◆ What is required:
Each line of the material must be returned exactly.

** Start Data provided **

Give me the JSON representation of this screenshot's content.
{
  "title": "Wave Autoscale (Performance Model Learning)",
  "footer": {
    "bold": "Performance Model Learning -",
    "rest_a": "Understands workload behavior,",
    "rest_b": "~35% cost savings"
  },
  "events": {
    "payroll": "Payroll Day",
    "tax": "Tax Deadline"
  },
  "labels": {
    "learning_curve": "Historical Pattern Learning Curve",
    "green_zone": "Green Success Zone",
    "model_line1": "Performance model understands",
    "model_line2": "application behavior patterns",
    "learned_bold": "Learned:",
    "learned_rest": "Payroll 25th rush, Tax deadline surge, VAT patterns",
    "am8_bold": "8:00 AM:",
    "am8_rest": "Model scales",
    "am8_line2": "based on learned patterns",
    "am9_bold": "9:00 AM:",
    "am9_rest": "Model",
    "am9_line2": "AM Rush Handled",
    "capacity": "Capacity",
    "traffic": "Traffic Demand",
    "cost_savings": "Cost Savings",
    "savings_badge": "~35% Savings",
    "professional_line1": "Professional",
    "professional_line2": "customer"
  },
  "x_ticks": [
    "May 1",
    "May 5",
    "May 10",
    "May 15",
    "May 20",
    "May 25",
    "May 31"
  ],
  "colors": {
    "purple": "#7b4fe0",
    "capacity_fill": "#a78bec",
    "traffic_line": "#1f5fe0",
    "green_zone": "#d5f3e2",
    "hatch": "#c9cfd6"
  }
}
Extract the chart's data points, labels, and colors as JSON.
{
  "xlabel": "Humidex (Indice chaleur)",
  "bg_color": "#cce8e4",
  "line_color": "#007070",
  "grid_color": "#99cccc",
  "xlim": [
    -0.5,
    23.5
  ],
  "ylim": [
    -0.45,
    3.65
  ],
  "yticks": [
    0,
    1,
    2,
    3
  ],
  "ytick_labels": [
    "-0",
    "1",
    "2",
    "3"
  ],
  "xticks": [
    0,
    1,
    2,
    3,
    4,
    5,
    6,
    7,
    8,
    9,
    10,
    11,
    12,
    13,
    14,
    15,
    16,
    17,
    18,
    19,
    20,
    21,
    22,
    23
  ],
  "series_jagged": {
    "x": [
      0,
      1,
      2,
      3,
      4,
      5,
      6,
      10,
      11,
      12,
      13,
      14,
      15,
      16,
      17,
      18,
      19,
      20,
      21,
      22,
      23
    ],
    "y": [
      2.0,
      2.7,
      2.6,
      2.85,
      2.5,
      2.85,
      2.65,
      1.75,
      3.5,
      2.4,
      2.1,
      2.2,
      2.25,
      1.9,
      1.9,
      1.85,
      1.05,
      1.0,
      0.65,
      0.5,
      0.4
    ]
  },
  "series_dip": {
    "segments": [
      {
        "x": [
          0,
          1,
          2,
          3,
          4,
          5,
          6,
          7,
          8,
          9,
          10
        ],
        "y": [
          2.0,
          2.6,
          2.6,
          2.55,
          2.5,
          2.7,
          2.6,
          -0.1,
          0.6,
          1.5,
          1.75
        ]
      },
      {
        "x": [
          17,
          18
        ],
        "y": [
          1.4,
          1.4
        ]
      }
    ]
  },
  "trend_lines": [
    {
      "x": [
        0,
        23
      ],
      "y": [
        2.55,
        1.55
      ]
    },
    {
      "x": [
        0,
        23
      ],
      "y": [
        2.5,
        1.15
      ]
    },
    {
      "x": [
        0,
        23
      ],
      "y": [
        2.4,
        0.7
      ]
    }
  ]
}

** End Data provided **

◆ Expected output:
Give me the JSON representation of this screenshot's content.
{
  "title": "Wave Autoscale (Performance Model Learning)",
  "footer": {
    "bold": "Performance Model Learning -",
    "rest_a": "Understands workload behavior,",
    "rest_b": "~35% cost savings"
  },
  "events": {
    "payroll": "Payroll Day",
    "tax": "Tax Deadline"
  },
  "labels": {
    "learning_curve": "Historical Pattern Learning Curve",
    "green_zone": "Green Success Zone",
    "model_line1": "Performance model understands",
    "model_line2": "application behavior patterns",
    "learned_bold": "Learned:",
    "learned_rest": "Payroll 25th rush, Tax deadline surge, VAT patterns",
    "am8_bold": "8:00 AM:",
    "am8_rest": "Model scales",
    "am8_line2": "based on learned patterns",
    "am9_bold": "9:00 AM:",
    "am9_rest": "Model",
    "am9_line2": "AM Rush Handled",
    "capacity": "Capacity",
    "traffic": "Traffic Demand",
    "cost_savings": "Cost Savings",
    "savings_badge": "~35% Savings",
    "professional_line1": "Professional",
    "professional_line2": "customer"
  },
  "x_ticks": [
    "May 1",
    "May 5",
    "May 10",
    "May 15",
    "May 20",
    "May 25",
    "May 31"
  ],
  "colors": {
    "purple": "#7b4fe0",
    "capacity_fill": "#a78bec",
    "traffic_line": "#1f5fe0",
    "green_zone": "#d5f3e2",
    "hatch": "#c9cfd6"
  }
}
Extract the chart's data points, labels, and colors as JSON.
{
  "xlabel": "Humidex (Indice chaleur)",
  "bg_color": "#cce8e4",
  "line_color": "#007070",
  "grid_color": "#99cccc",
  "xlim": [
    -0.5,
    23.5
  ],
  "ylim": [
    -0.45,
    3.65
  ],
  "yticks": [
    0,
    1,
    2,
    3
  ],
  "ytick_labels": [
    "-0",
    "1",
    "2",
    "3"
  ],
  "xticks": [
    0,
    1,
    2,
    3,
    4,
    5,
    6,
    7,
    8,
    9,
    10,
    11,
    12,
    13,
    14,
    15,
    16,
    17,
    18,
    19,
    20,
    21,
    22,
    23
  ],
  "series_jagged": {
    "x": [
      0,
      1,
      2,
      3,
      4,
      5,
      6,
      10,
      11,
      12,
      13,
      14,
      15,
      16,
      17,
      18,
      19,
      20,
      21,
      22,
      23
    ],
    "y": [
      2.0,
      2.7,
      2.6,
      2.85,
      2.5,
      2.85,
      2.65,
      1.75,
      3.5,
      2.4,
      2.1,
      2.2,
      2.25,
      1.9,
      1.9,
      1.85,
      1.05,
      1.0,
      0.65,
      0.5,
      0.4
    ]
  },
  "series_dip": {
    "segments": [
      {
        "x": [
          0,
          1,
          2,
          3,
          4,
          5,
          6,
          7,
          8,
          9,
          10
        ],
        "y": [
          2.0,
          2.6,
          2.6,
          2.55,
          2.5,
          2.7,
          2.6,
          -0.1,
          0.6,
          1.5,
          1.75
        ]
      },
      {
        "x": [
          17,
          18
        ],
        "y": [
          1.4,
          1.4
        ]
      }
    ]
  },
  "trend_lines": [
    {
      "x": [
        0,
        23
      ],
      "y": [
        2.55,
        1.55
      ]
    },
    {
      "x": [
        0,
        23
      ],
      "y": [
        2.5,
        1.15
      ]
    },
    {
      "x": [
        0,
        23
      ],
      "y": [
        2.4,
        0.7
      ]
    }
  ]
}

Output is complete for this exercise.